-------- Extracted entries

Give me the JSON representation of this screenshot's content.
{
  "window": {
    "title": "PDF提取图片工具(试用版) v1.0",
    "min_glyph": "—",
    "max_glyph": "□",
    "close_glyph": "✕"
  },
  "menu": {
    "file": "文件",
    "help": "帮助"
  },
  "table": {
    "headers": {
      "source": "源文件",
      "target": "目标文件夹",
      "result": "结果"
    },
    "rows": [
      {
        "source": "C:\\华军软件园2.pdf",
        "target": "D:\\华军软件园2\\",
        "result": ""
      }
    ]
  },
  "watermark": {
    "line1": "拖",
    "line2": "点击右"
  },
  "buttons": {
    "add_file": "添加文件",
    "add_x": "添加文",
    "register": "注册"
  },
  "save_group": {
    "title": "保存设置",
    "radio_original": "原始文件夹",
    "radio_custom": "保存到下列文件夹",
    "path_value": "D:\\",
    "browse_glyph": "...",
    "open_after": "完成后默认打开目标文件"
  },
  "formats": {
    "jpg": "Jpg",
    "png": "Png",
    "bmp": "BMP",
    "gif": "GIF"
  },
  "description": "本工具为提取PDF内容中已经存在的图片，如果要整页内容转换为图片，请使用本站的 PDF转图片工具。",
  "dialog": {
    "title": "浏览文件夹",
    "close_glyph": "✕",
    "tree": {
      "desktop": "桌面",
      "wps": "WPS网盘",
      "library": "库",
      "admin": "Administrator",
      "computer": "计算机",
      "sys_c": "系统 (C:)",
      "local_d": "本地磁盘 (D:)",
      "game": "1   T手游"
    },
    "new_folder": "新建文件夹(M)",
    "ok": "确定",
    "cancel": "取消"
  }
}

----------------

*Work to do*: Each record must be repeated exactly as it is.

*Finished task*:
Give me the JSON representation of this screenshot's content.
{
  "window": {
    "title": "PDF提取图片工具(试用版) v1.0",
    "min_glyph": "—",
    "max_glyph": "□",
    "close_glyph": "✕"
  },
  "menu": {
    "file": "文件",
    "help": "帮助"
  },
  "table": {
    "headers": {
      "source": "源文件",
      "target": "目标文件夹",
      "result": "结果"
    },
    "rows": [
      {
        "source": "C:\\华军软件园2.pdf",
        "target": "D:\\华军软件园2\\",
        "result": ""
      }
    ]
  },
  "watermark": {
    "line1": "拖",
    "line2": "点击右"
  },
  "buttons": {
    "add_file": "添加文件",
    "add_x": "添加文",
    "register": "注册"
  },
  "save_group": {
    "title": "保存设置",
    "radio_original": "原始文件夹",
    "radio_custom": "保存到下列文件夹",
    "path_value": "D:\\",
    "browse_glyph": "...",
    "open_after": "完成后默认打开目标文件"
  },
  "formats": {
    "jpg": "Jpg",
    "png": "Png",
    "bmp": "BMP",
    "gif": "GIF"
  },
  "description": "本工具为提取PDF内容中已经存在的图片，如果要整页内容转换为图片，请使用本站的 PDF转图片工具。",
  "dialog": {
    "title": "浏览文件夹",
    "close_glyph": "✕",
    "tree": {
      "desktop": "桌面",
      "wps": "WPS网盘",
      "library": "库",
      "admin": "Administrator",
      "computer": "计算机",
      "sys_c": "系统 (C:)",
      "local_d": "本地磁盘 (D:)",
      "game": "1   T手游"
    },
    "new_folder": "新建文件夹(M)",
    "ok": "确定",
    "cancel": "取消"
  }
}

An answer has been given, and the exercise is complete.